- Exercise brief -
List all lines of the data containing the word "Forecast".

- Stored records -

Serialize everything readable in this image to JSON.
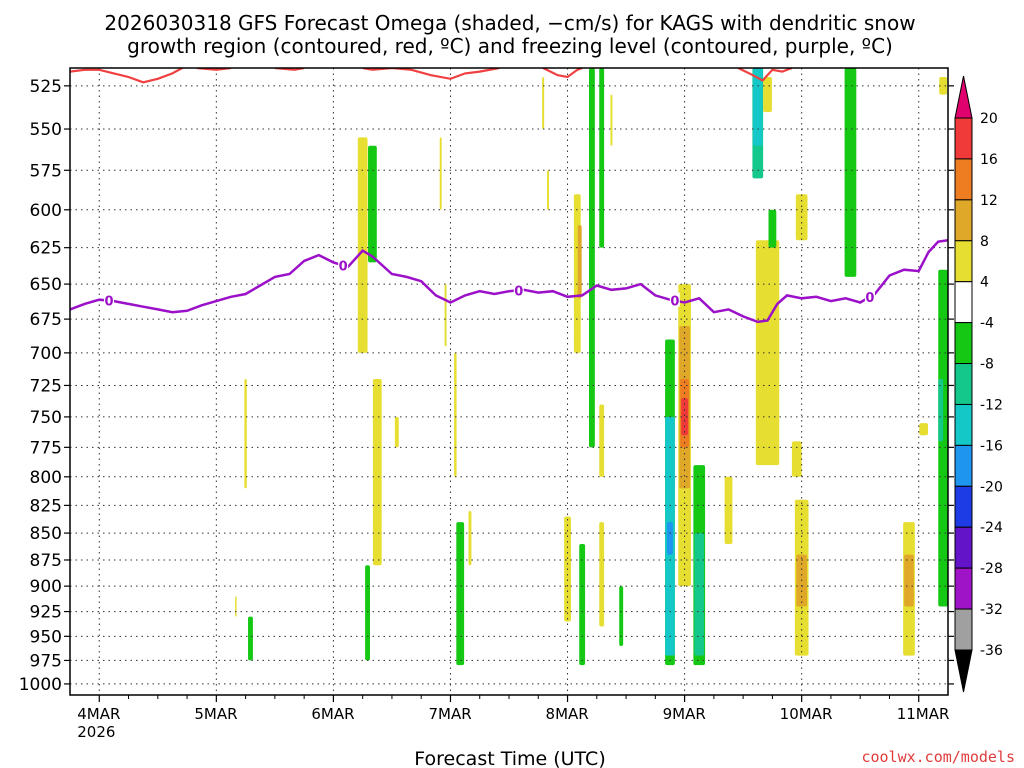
{
  "chart_data": {
    "type": "heatmap",
    "title_line1": "2026030318 GFS Forecast Omega (shaded, −cm/s) for KAGS with dendritic snow",
    "title_line2": "growth region (contoured, red, ºC) and freezing level (contoured, purple, ºC)",
    "xlabel": "Forecast Time (UTC)",
    "ylabel": "",
    "credit": "coolwx.com/models",
    "x_ticks": [
      {
        "label": "4MAR",
        "sub": "2026",
        "hour": 0
      },
      {
        "label": "5MAR",
        "sub": "",
        "hour": 24
      },
      {
        "label": "6MAR",
        "sub": "",
        "hour": 48
      },
      {
        "label": "7MAR",
        "sub": "",
        "hour": 72
      },
      {
        "label": "8MAR",
        "sub": "",
        "hour": 96
      },
      {
        "label": "9MAR",
        "sub": "",
        "hour": 120
      },
      {
        "label": "10MAR",
        "sub": "",
        "hour": 144
      },
      {
        "label": "11MAR",
        "sub": "",
        "hour": 168
      }
    ],
    "xlim_hours": [
      -6,
      174
    ],
    "y_ticks": [
      "525",
      "550",
      "575",
      "600",
      "625",
      "650",
      "675",
      "700",
      "725",
      "750",
      "775",
      "800",
      "825",
      "850",
      "875",
      "900",
      "925",
      "950",
      "975",
      "1000"
    ],
    "ylim_hpa": [
      515,
      1012
    ],
    "y_scale": "log-pressure",
    "grid": true,
    "colorbar": {
      "labels": [
        "20",
        "16",
        "12",
        "8",
        "4",
        "-4",
        "-8",
        "-12",
        "-16",
        "-20",
        "-24",
        "-28",
        "-32",
        "-36"
      ],
      "bins": [
        {
          "lo": 20,
          "hi": 24,
          "color": "#e0006e"
        },
        {
          "lo": 16,
          "hi": 20,
          "color": "#f03a3a"
        },
        {
          "lo": 12,
          "hi": 16,
          "color": "#ee7d22"
        },
        {
          "lo": 8,
          "hi": 12,
          "color": "#e0a828"
        },
        {
          "lo": 4,
          "hi": 8,
          "color": "#e6de30"
        },
        {
          "lo": -4,
          "hi": 4,
          "color": "#ffffff"
        },
        {
          "lo": -8,
          "hi": -4,
          "color": "#14c814"
        },
        {
          "lo": -12,
          "hi": -8,
          "color": "#14c88c"
        },
        {
          "lo": -16,
          "hi": -12,
          "color": "#14c8c8"
        },
        {
          "lo": -20,
          "hi": -16,
          "color": "#1e96f0"
        },
        {
          "lo": -24,
          "hi": -20,
          "color": "#1e3ce6"
        },
        {
          "lo": -28,
          "hi": -24,
          "color": "#6414c8"
        },
        {
          "lo": -32,
          "hi": -28,
          "color": "#a014c8"
        },
        {
          "lo": -36,
          "hi": -32,
          "color": "#a0a0a0"
        },
        {
          "lo": -40,
          "hi": -36,
          "color": "#000000"
        }
      ]
    },
    "omega_cells": [
      {
        "hour": 30,
        "w": 0.5,
        "p_top": 720,
        "p_bot": 810,
        "value": 5
      },
      {
        "hour": 31,
        "w": 1.0,
        "p_top": 930,
        "p_bot": 975,
        "value": -6
      },
      {
        "hour": 28,
        "w": 0.3,
        "p_top": 910,
        "p_bot": 930,
        "value": 5
      },
      {
        "hour": 54,
        "w": 2.0,
        "p_top": 555,
        "p_bot": 700,
        "value": 5
      },
      {
        "hour": 56,
        "w": 1.8,
        "p_top": 560,
        "p_bot": 635,
        "value": -6
      },
      {
        "hour": 55,
        "w": 1.0,
        "p_top": 880,
        "p_bot": 975,
        "value": -6
      },
      {
        "hour": 57,
        "w": 1.8,
        "p_top": 720,
        "p_bot": 880,
        "value": 5
      },
      {
        "hour": 61,
        "w": 0.8,
        "p_top": 750,
        "p_bot": 775,
        "value": 5
      },
      {
        "hour": 70,
        "w": 0.4,
        "p_top": 555,
        "p_bot": 600,
        "value": 5
      },
      {
        "hour": 71,
        "w": 0.4,
        "p_top": 650,
        "p_bot": 695,
        "value": 5
      },
      {
        "hour": 73,
        "w": 0.5,
        "p_top": 700,
        "p_bot": 800,
        "value": 5
      },
      {
        "hour": 74,
        "w": 1.6,
        "p_top": 840,
        "p_bot": 980,
        "value": -6
      },
      {
        "hour": 76,
        "w": 0.6,
        "p_top": 830,
        "p_bot": 880,
        "value": 5
      },
      {
        "hour": 91,
        "w": 0.4,
        "p_top": 520,
        "p_bot": 550,
        "value": 5
      },
      {
        "hour": 92,
        "w": 0.4,
        "p_top": 575,
        "p_bot": 600,
        "value": 5
      },
      {
        "hour": 96,
        "w": 1.4,
        "p_top": 835,
        "p_bot": 935,
        "value": 5
      },
      {
        "hour": 98,
        "w": 1.4,
        "p_top": 590,
        "p_bot": 700,
        "value": 5
      },
      {
        "hour": 98.5,
        "w": 0.8,
        "p_top": 610,
        "p_bot": 660,
        "value": 10
      },
      {
        "hour": 99,
        "w": 1.2,
        "p_top": 860,
        "p_bot": 980,
        "value": -6
      },
      {
        "hour": 101,
        "w": 1.2,
        "p_top": 515,
        "p_bot": 775,
        "value": -6
      },
      {
        "hour": 103,
        "w": 1.0,
        "p_top": 515,
        "p_bot": 625,
        "value": -6
      },
      {
        "hour": 103,
        "w": 1.0,
        "p_top": 740,
        "p_bot": 800,
        "value": 5
      },
      {
        "hour": 103,
        "w": 1.0,
        "p_top": 840,
        "p_bot": 940,
        "value": 5
      },
      {
        "hour": 105,
        "w": 0.4,
        "p_top": 530,
        "p_bot": 560,
        "value": 5
      },
      {
        "hour": 107,
        "w": 0.8,
        "p_top": 900,
        "p_bot": 960,
        "value": -6
      },
      {
        "hour": 117,
        "w": 2.0,
        "p_top": 690,
        "p_bot": 980,
        "value": -6
      },
      {
        "hour": 117,
        "w": 2.0,
        "p_top": 750,
        "p_bot": 970,
        "value": -14
      },
      {
        "hour": 117,
        "w": 1.2,
        "p_top": 840,
        "p_bot": 870,
        "value": -18
      },
      {
        "hour": 120,
        "w": 2.6,
        "p_top": 650,
        "p_bot": 900,
        "value": 5
      },
      {
        "hour": 120,
        "w": 2.2,
        "p_top": 680,
        "p_bot": 810,
        "value": 10
      },
      {
        "hour": 120,
        "w": 1.8,
        "p_top": 720,
        "p_bot": 775,
        "value": 14
      },
      {
        "hour": 120,
        "w": 1.4,
        "p_top": 735,
        "p_bot": 765,
        "value": 18
      },
      {
        "hour": 123,
        "w": 2.4,
        "p_top": 790,
        "p_bot": 980,
        "value": -6
      },
      {
        "hour": 123,
        "w": 2.0,
        "p_top": 850,
        "p_bot": 970,
        "value": -10
      },
      {
        "hour": 129,
        "w": 1.6,
        "p_top": 800,
        "p_bot": 860,
        "value": 5
      },
      {
        "hour": 135,
        "w": 2.2,
        "p_top": 515,
        "p_bot": 580,
        "value": -10
      },
      {
        "hour": 135,
        "w": 2.0,
        "p_top": 515,
        "p_bot": 560,
        "value": -14
      },
      {
        "hour": 137,
        "w": 4.8,
        "p_top": 620,
        "p_bot": 790,
        "value": 5
      },
      {
        "hour": 137,
        "w": 1.8,
        "p_top": 520,
        "p_bot": 540,
        "value": 5
      },
      {
        "hour": 138,
        "w": 1.6,
        "p_top": 600,
        "p_bot": 625,
        "value": -6
      },
      {
        "hour": 143,
        "w": 2.0,
        "p_top": 770,
        "p_bot": 800,
        "value": 5
      },
      {
        "hour": 144,
        "w": 2.4,
        "p_top": 590,
        "p_bot": 620,
        "value": 5
      },
      {
        "hour": 144,
        "w": 2.8,
        "p_top": 820,
        "p_bot": 970,
        "value": 5
      },
      {
        "hour": 144,
        "w": 2.2,
        "p_top": 870,
        "p_bot": 920,
        "value": 10
      },
      {
        "hour": 154,
        "w": 2.4,
        "p_top": 515,
        "p_bot": 645,
        "value": -6
      },
      {
        "hour": 166,
        "w": 2.4,
        "p_top": 840,
        "p_bot": 970,
        "value": 5
      },
      {
        "hour": 166,
        "w": 2.0,
        "p_top": 870,
        "p_bot": 920,
        "value": 10
      },
      {
        "hour": 169,
        "w": 1.8,
        "p_top": 755,
        "p_bot": 765,
        "value": 5
      },
      {
        "hour": 173,
        "w": 2.0,
        "p_top": 640,
        "p_bot": 920,
        "value": -6
      },
      {
        "hour": 172.5,
        "w": 1.0,
        "p_top": 720,
        "p_bot": 770,
        "value": -10
      },
      {
        "hour": 173,
        "w": 1.6,
        "p_top": 520,
        "p_bot": 530,
        "value": 5
      }
    ],
    "freezing_level": {
      "name": "0",
      "color": "#9b10c8",
      "points": [
        [
          -6,
          668
        ],
        [
          -3,
          664
        ],
        [
          0,
          661
        ],
        [
          3,
          662
        ],
        [
          6,
          664
        ],
        [
          9,
          666
        ],
        [
          12,
          668
        ],
        [
          15,
          670
        ],
        [
          18,
          669
        ],
        [
          21,
          665
        ],
        [
          24,
          662
        ],
        [
          27,
          659
        ],
        [
          30,
          657
        ],
        [
          33,
          651
        ],
        [
          36,
          645
        ],
        [
          39,
          643
        ],
        [
          42,
          634
        ],
        [
          45,
          630
        ],
        [
          48,
          635
        ],
        [
          51,
          638
        ],
        [
          54,
          627
        ],
        [
          56,
          631
        ],
        [
          60,
          643
        ],
        [
          63,
          645
        ],
        [
          66,
          648
        ],
        [
          69,
          658
        ],
        [
          72,
          663
        ],
        [
          75,
          658
        ],
        [
          78,
          655
        ],
        [
          81,
          657
        ],
        [
          84,
          655
        ],
        [
          87,
          654
        ],
        [
          90,
          656
        ],
        [
          93,
          655
        ],
        [
          96,
          659
        ],
        [
          99,
          658
        ],
        [
          102,
          651
        ],
        [
          105,
          654
        ],
        [
          108,
          653
        ],
        [
          111,
          650
        ],
        [
          114,
          658
        ],
        [
          117,
          661
        ],
        [
          120,
          663
        ],
        [
          123,
          660
        ],
        [
          126,
          670
        ],
        [
          129,
          668
        ],
        [
          132,
          673
        ],
        [
          135,
          677
        ],
        [
          137,
          676
        ],
        [
          139,
          664
        ],
        [
          141,
          658
        ],
        [
          144,
          660
        ],
        [
          147,
          659
        ],
        [
          150,
          662
        ],
        [
          153,
          660
        ],
        [
          156,
          663
        ],
        [
          159,
          657
        ],
        [
          162,
          644
        ],
        [
          165,
          640
        ],
        [
          168,
          641
        ],
        [
          170,
          628
        ],
        [
          172,
          621
        ],
        [
          174,
          620
        ]
      ],
      "labels": [
        {
          "hour": 2,
          "text": "0"
        },
        {
          "hour": 50,
          "text": "0"
        },
        {
          "hour": 86,
          "text": "0"
        },
        {
          "hour": 118,
          "text": "0"
        },
        {
          "hour": 158,
          "text": "0"
        }
      ]
    },
    "dgz_isotherm": {
      "color": "#f04040",
      "segments": [
        [
          [
            -6,
            517
          ],
          [
            -3,
            516
          ],
          [
            0,
            516
          ],
          [
            3,
            518
          ],
          [
            6,
            520
          ],
          [
            9,
            523
          ],
          [
            12,
            521
          ],
          [
            15,
            518
          ],
          [
            17,
            515
          ]
        ],
        [
          [
            20,
            515
          ],
          [
            24,
            516
          ],
          [
            27,
            515
          ]
        ],
        [
          [
            36,
            515
          ],
          [
            40,
            516
          ],
          [
            42,
            515
          ]
        ],
        [
          [
            54,
            515
          ],
          [
            56,
            516
          ],
          [
            60,
            515
          ],
          [
            64,
            516
          ],
          [
            68,
            519
          ],
          [
            72,
            521
          ],
          [
            75,
            518
          ],
          [
            78,
            517
          ],
          [
            82,
            515
          ]
        ],
        [
          [
            91,
            515
          ],
          [
            94,
            519
          ],
          [
            96,
            520
          ],
          [
            98,
            516
          ],
          [
            99,
            515
          ]
        ],
        [
          [
            131,
            515
          ],
          [
            134,
            519
          ],
          [
            136,
            522
          ],
          [
            138,
            516
          ],
          [
            140,
            517
          ],
          [
            142,
            515
          ]
        ]
      ]
    }
  }
}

- Full answer -
    "title_line1": "2026030318 GFS Forecast Omega (shaded, −cm/s) for KAGS with dendritic snow",
    "xlabel": "Forecast Time (UTC)",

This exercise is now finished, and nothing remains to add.